#### STATED TASK
Output the lines that follow exactly as they are.

#### Stored entries
#####
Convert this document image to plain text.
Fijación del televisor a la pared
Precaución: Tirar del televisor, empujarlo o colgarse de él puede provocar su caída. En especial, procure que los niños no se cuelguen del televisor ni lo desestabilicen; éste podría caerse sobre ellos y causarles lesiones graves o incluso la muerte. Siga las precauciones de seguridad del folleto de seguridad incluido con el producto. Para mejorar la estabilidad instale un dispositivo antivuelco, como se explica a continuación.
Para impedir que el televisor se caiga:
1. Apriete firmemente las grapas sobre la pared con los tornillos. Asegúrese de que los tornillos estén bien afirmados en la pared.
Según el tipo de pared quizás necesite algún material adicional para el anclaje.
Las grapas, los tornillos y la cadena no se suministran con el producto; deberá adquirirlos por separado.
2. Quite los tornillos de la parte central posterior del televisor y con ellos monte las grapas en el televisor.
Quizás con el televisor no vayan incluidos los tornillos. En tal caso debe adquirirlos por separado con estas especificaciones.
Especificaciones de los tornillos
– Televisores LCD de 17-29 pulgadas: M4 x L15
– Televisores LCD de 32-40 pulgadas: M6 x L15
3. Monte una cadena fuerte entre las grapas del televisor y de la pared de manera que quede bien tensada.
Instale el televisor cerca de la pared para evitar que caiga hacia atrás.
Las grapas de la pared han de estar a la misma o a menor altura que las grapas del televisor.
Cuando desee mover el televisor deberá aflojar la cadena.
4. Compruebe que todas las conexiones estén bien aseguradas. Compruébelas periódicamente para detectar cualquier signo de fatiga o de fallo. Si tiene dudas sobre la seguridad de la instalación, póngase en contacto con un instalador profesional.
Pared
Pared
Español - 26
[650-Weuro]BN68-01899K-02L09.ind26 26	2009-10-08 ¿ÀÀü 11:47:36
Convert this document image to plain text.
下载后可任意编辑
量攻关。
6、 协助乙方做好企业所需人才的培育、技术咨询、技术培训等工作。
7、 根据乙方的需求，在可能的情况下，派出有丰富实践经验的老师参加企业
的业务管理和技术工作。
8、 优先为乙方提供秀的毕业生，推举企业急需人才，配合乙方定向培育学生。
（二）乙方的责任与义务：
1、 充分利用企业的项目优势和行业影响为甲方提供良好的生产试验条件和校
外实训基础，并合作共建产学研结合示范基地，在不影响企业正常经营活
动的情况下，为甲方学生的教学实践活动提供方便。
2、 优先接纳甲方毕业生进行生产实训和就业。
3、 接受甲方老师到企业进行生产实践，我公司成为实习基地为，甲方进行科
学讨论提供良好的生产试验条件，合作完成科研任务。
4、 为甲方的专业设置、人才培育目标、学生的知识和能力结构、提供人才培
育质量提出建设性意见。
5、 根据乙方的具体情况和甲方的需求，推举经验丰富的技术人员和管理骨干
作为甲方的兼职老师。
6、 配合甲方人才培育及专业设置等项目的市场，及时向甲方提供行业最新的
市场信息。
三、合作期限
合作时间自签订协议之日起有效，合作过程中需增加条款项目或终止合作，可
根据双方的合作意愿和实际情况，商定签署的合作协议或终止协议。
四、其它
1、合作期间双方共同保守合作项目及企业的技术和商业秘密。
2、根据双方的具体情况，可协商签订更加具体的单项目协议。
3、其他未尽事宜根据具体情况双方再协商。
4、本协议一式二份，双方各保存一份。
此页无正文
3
#####
#### RESPONSE FOR THIS EXERCISE
Convert this document image to plain text.
Fijación del televisor a la pared
Precaución: Tirar del televisor, empujarlo o colgarse de él puede provocar su caída. En especial, procure que los niños no se cuelguen del televisor ni lo desestabilicen; éste podría caerse sobre ellos y causarles lesiones graves o incluso la muerte. Siga las precauciones de seguridad del folleto de seguridad incluido con el producto. Para mejorar la estabilidad instale un dispositivo antivuelco, como se explica a continuación.
Para impedir que el televisor se caiga:
1. Apriete firmemente las grapas sobre la pared con los tornillos. Asegúrese de que los tornillos estén bien afirmados en la pared.
Según el tipo de pared quizás necesite algún material adicional para el anclaje.
Las grapas, los tornillos y la cadena no se suministran con el producto; deberá adquirirlos por separado.
2. Quite los tornillos de la parte central posterior del televisor y con ellos monte las grapas en el televisor.
Quizás con el televisor no vayan incluidos los tornillos. En tal caso debe adquirirlos por separado con estas especificaciones.
Especificaciones de los tornillos
– Televisores LCD de 17-29 pulgadas: M4 x L15
– Televisores LCD de 32-40 pulgadas: M6 x L15
3. Monte una cadena fuerte entre las grapas del televisor y de la pared de manera que quede bien tensada.
Instale el televisor cerca de la pared para evitar que caiga hacia atrás.
Las grapas de la pared han de estar a la misma o a menor altura que las grapas del televisor.
Cuando desee mover el televisor deberá aflojar la cadena.
4. Compruebe que todas las conexiones estén bien aseguradas. Compruébelas periódicamente para detectar cualquier signo de fatiga o de fallo. Si tiene dudas sobre la seguridad de la instalación, póngase en contacto con un instalador profesional.
Pared
Pared
Español - 26
[650-Weuro]BN68-01899K-02L09.ind26 26	2009-10-08 ¿ÀÀü 11:47:36
Convert this document image to plain text.
下载后可任意编辑
量攻关。
6、 协助乙方做好企业所需人才的培育、技术咨询、技术培训等工作。
7、 根据乙方的需求，在可能的情况下，派出有丰富实践经验的老师参加企业
的业务管理和技术工作。
8、 优先为乙方提供秀的毕业生，推举企业急需人才，配合乙方定向培育学生。
（二）乙方的责任与义务：
1、 充分利用企业的项目优势和行业影响为甲方提供良好的生产试验条件和校
外实训基础，并合作共建产学研结合示范基地，在不影响企业正常经营活
动的情况下，为甲方学生的教学实践活动提供方便。
2、 优先接纳甲方毕业生进行生产实训和就业。
3、 接受甲方老师到企业进行生产实践，我公司成为实习基地为，甲方进行科
学讨论提供良好的生产试验条件，合作完成科研任务。
4、 为甲方的专业设置、人才培育目标、学生的知识和能力结构、提供人才培
育质量提出建设性意见。
5、 根据乙方的具体情况和甲方的需求，推举经验丰富的技术人员和管理骨干
作为甲方的兼职老师。
6、 配合甲方人才培育及专业设置等项目的市场，及时向甲方提供行业最新的
市场信息。
三、合作期限
合作时间自签订协议之日起有效，合作过程中需增加条款项目或终止合作，可
根据双方的合作意愿和实际情况，商定签署的合作协议或终止协议。
四、其它
1、合作期间双方共同保守合作项目及企业的技术和商业秘密。
2、根据双方的具体情况，可协商签订更加具体的单项目协议。
3、其他未尽事宜根据具体情况双方再协商。
4、本协议一式二份，双方各保存一份。
此页无正文
3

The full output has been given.